## [TASK INSTRUCTIONS]
Extract all lines from the data beneath that include the word "Федерации".

☆ ☆ ☆

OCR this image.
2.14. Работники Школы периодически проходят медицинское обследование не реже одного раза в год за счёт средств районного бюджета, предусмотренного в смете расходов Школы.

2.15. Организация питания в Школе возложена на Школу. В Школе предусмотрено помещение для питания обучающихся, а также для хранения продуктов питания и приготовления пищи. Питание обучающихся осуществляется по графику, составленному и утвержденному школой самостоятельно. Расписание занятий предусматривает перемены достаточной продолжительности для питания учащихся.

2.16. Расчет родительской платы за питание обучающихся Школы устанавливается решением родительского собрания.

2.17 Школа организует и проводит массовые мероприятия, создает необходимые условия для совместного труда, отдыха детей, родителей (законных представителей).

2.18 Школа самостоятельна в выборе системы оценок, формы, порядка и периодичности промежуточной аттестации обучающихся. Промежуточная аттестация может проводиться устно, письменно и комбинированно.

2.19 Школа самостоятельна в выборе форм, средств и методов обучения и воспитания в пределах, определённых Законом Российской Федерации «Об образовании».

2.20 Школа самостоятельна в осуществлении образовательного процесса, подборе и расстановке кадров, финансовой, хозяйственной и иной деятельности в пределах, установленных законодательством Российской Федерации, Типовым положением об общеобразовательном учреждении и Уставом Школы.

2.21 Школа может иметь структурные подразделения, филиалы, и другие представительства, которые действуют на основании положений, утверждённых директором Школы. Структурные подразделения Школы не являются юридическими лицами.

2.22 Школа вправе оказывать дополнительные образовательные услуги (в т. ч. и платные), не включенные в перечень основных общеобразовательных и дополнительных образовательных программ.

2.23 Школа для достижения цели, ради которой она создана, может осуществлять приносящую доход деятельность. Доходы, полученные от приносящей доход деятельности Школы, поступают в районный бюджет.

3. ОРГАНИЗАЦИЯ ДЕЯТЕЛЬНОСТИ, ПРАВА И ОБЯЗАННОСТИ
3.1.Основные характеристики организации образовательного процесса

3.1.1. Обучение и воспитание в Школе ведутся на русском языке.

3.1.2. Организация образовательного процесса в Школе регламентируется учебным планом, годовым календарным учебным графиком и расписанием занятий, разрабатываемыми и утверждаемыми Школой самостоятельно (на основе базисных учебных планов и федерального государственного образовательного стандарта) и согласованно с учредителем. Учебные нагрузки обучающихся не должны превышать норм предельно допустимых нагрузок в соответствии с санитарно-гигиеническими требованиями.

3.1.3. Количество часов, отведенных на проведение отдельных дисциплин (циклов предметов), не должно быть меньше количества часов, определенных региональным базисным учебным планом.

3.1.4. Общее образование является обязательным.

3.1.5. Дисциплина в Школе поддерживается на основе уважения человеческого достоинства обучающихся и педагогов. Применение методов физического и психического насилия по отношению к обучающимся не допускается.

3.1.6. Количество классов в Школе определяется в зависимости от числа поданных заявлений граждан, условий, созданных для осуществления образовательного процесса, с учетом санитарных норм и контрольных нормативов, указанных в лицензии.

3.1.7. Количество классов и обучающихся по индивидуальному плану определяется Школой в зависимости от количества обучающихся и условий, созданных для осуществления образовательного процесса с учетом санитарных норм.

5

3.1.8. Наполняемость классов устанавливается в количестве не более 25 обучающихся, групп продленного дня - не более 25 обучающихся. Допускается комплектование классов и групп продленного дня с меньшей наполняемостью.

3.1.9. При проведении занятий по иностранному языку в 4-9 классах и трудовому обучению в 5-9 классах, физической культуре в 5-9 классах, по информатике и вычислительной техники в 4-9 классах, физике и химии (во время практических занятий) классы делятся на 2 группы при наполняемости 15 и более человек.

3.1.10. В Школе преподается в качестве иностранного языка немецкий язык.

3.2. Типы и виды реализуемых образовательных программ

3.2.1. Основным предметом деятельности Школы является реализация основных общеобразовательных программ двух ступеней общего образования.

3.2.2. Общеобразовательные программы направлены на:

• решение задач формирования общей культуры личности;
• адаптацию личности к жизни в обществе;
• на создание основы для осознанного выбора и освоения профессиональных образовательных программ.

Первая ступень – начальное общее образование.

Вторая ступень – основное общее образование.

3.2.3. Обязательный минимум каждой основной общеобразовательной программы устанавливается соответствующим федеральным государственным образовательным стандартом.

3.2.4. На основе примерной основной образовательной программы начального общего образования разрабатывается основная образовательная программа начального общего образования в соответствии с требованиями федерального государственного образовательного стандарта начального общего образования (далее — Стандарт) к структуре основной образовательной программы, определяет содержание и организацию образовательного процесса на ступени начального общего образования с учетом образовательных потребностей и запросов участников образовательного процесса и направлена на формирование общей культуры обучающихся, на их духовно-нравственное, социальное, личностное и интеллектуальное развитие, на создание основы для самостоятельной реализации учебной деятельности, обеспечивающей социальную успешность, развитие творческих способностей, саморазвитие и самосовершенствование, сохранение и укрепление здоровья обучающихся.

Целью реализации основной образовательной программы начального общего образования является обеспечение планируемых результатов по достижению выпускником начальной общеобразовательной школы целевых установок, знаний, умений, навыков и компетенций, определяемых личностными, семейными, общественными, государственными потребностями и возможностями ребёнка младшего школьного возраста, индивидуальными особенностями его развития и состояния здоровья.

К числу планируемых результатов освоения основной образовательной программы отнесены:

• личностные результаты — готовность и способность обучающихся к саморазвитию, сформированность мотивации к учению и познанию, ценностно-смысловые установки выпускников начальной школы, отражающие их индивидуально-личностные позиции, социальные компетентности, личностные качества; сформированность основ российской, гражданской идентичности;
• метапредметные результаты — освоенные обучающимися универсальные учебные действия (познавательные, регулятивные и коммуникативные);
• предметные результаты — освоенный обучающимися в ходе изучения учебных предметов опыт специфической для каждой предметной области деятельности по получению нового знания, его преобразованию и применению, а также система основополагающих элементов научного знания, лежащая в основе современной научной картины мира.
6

☆ ☆ ☆

## [EXERCISE RESPONSE]
2.19 Школа самостоятельна в выборе форм, средств и методов обучения и воспитания в пределах, определённых Законом Российской Федерации «Об образовании».
2.20 Школа самостоятельна в осуществлении образовательного процесса, подборе и расстановке кадров, финансовой, хозяйственной и иной деятельности в пределах, установленных законодательством Российской Федерации, Типовым положением об общеобразовательном учреждении и Уставом Школы.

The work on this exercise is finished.